[BEGIN SUPPLIED DATA]

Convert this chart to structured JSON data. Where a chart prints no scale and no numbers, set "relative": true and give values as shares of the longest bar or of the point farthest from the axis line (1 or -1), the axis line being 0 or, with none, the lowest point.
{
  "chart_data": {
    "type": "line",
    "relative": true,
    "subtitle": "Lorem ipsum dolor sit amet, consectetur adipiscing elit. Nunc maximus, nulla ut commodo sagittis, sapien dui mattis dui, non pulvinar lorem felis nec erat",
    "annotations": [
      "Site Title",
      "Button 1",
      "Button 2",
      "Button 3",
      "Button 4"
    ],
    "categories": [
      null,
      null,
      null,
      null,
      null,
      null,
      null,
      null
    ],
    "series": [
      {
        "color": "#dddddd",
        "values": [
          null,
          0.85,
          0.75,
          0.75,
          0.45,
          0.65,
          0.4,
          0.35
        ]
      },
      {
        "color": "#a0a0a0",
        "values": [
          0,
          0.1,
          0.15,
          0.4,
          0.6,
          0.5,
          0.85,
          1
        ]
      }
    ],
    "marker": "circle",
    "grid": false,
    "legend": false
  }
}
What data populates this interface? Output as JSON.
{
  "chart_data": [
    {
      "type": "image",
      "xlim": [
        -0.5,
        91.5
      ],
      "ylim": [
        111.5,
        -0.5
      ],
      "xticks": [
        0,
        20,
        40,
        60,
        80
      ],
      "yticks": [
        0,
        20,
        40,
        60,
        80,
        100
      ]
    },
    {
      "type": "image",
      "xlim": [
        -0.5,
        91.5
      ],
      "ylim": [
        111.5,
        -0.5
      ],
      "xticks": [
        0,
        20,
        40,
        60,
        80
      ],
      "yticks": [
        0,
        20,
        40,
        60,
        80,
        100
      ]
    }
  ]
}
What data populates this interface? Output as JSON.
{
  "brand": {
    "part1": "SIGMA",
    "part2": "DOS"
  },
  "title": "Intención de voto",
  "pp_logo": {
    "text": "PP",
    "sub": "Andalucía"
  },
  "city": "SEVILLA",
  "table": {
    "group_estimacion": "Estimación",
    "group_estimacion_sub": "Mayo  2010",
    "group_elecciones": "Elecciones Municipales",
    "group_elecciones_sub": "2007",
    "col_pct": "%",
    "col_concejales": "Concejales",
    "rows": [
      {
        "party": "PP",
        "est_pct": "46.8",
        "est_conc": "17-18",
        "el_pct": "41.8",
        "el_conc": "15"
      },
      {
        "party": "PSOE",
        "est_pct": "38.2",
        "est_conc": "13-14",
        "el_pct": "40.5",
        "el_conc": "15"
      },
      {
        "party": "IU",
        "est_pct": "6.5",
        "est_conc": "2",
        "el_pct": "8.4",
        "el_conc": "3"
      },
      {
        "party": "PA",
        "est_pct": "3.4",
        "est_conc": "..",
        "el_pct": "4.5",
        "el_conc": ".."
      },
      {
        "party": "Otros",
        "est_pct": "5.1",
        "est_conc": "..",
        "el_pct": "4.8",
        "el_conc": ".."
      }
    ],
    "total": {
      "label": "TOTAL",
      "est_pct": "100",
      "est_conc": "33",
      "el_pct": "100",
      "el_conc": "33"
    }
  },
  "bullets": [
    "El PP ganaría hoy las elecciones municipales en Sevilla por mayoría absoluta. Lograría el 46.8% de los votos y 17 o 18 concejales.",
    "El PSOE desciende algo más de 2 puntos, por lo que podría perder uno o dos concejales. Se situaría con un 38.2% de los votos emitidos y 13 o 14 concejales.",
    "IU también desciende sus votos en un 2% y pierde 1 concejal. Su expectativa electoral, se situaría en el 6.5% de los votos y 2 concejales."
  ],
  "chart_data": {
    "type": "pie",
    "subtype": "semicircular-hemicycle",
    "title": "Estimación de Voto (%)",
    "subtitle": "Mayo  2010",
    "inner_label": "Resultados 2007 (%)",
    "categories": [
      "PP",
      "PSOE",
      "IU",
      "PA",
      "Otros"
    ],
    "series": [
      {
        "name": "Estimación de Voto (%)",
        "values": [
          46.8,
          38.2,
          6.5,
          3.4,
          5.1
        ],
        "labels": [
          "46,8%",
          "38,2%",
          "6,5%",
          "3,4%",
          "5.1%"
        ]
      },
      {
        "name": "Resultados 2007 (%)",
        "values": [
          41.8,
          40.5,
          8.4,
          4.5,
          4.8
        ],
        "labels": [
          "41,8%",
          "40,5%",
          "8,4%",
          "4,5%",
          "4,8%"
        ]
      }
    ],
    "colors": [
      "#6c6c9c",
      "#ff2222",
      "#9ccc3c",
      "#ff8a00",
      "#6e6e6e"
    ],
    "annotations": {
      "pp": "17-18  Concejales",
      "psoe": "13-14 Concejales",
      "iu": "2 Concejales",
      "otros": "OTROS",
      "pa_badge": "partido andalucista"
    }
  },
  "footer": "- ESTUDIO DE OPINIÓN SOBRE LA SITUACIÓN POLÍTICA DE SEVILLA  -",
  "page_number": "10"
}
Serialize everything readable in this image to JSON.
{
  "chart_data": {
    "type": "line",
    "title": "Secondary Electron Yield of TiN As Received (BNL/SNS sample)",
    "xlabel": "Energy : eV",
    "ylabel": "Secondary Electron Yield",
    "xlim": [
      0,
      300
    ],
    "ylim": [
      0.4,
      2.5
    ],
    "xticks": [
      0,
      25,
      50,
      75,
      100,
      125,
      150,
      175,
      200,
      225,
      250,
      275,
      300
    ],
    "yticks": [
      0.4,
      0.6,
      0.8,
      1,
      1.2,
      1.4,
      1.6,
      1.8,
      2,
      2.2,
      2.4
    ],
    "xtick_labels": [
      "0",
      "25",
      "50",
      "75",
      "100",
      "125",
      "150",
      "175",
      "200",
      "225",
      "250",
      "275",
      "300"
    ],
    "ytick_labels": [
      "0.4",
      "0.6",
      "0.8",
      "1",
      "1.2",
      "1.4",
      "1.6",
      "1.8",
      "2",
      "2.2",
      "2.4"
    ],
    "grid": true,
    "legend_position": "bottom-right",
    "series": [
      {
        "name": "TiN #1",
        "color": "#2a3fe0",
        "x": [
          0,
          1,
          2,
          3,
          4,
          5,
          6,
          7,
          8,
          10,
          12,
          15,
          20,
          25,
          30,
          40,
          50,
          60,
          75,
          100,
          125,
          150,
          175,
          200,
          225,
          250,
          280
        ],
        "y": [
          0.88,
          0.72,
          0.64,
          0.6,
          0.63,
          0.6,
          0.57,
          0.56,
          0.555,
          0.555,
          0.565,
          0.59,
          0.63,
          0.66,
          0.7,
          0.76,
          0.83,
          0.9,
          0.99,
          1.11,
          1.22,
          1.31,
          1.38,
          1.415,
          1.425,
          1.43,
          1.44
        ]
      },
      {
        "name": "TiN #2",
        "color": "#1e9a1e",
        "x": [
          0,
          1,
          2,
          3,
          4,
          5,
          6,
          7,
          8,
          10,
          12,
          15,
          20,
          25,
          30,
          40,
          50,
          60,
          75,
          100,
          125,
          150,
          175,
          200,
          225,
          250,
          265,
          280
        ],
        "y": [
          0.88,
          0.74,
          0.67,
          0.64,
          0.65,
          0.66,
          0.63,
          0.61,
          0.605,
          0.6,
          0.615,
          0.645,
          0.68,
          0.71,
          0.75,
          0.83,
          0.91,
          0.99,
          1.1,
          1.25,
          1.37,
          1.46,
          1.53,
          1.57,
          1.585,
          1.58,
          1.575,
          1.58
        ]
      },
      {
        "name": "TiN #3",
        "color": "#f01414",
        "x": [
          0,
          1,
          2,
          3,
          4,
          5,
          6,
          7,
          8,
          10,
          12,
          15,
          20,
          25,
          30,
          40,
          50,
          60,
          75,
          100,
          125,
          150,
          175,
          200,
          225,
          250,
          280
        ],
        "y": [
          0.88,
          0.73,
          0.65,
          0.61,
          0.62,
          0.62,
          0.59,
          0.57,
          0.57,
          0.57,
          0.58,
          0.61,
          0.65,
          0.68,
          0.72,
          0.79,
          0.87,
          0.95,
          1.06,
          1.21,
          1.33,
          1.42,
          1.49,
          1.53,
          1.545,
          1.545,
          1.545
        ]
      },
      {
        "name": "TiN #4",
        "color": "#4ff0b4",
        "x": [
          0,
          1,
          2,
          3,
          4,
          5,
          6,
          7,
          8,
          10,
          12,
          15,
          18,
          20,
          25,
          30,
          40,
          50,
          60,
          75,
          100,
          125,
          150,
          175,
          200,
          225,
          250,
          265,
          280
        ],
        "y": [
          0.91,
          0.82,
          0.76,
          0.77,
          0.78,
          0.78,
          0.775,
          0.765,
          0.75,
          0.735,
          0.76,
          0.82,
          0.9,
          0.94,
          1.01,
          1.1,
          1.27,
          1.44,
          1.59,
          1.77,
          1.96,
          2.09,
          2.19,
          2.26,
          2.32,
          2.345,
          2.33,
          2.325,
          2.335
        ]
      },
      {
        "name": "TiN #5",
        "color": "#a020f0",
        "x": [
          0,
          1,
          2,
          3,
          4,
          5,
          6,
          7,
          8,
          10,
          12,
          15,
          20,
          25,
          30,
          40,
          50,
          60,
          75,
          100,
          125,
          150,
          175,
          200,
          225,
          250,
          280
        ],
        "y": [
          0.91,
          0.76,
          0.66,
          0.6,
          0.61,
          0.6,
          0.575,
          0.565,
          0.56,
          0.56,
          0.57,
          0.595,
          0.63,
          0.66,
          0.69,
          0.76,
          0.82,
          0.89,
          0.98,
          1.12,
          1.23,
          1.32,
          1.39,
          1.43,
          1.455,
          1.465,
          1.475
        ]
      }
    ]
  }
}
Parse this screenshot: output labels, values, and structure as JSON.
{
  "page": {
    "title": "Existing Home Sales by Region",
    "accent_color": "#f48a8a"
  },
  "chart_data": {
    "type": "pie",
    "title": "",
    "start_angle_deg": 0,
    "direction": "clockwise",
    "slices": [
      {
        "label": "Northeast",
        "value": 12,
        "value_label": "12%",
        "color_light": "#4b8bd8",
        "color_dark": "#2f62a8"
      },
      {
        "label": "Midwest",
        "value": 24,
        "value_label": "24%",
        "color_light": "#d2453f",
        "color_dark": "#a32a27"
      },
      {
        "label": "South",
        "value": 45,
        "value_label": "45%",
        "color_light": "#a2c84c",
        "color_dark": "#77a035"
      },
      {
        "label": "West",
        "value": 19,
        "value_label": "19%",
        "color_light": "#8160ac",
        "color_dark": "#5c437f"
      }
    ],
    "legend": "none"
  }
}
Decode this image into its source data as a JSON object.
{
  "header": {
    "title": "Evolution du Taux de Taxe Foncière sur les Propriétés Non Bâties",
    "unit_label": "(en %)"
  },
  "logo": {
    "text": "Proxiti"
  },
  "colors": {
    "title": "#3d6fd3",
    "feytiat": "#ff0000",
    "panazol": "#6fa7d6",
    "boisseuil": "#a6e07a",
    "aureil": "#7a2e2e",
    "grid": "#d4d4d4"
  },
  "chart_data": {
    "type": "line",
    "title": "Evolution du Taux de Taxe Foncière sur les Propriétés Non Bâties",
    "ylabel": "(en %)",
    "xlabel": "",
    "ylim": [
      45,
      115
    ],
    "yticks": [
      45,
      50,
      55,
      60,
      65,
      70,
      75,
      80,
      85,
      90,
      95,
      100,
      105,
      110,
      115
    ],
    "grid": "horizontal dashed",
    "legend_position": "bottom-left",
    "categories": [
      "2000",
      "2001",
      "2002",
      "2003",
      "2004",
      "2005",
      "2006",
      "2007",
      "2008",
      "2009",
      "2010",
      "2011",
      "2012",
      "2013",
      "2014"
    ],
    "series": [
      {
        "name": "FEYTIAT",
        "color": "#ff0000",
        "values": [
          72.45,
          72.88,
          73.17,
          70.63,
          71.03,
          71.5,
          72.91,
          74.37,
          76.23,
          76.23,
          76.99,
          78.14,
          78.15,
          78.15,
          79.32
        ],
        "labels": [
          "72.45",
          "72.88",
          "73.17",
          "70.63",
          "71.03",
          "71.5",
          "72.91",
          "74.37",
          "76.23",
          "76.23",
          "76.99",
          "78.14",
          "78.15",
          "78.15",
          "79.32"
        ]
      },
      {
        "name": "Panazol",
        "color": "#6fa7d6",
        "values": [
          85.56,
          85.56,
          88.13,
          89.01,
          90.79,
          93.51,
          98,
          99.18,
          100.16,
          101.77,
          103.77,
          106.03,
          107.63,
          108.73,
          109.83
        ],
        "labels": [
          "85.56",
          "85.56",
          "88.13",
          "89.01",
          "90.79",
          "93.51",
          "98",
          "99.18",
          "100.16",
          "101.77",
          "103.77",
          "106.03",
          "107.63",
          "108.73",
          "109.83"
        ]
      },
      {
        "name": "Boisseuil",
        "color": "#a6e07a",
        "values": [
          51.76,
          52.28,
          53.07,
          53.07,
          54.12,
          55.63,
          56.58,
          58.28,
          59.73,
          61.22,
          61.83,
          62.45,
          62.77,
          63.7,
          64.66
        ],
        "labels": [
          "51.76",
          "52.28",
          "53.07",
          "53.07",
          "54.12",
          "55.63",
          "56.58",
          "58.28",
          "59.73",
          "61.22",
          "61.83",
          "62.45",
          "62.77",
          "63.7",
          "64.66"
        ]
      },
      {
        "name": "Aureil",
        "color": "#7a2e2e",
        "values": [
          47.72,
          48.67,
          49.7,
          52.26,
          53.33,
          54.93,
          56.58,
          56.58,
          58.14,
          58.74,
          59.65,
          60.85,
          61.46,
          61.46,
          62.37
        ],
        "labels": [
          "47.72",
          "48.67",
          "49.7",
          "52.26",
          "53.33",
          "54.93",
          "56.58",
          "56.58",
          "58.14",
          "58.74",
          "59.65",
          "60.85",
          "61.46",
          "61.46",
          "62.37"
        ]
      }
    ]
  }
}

[END SUPPLIED DATA]

■ DIRECTION ■
Where a line in the material above holds "true", copy that line.

■ EXERCISE RESPONSE ■
Convert this chart to structured JSON data. Where a chart prints no scale and no numbers, set "relative": true and give values as shares of the longest bar or of the point farthest from the axis line (1 or -1), the axis line being 0 or, with none, the lowest point.
    "relative": true,
    "grid": true,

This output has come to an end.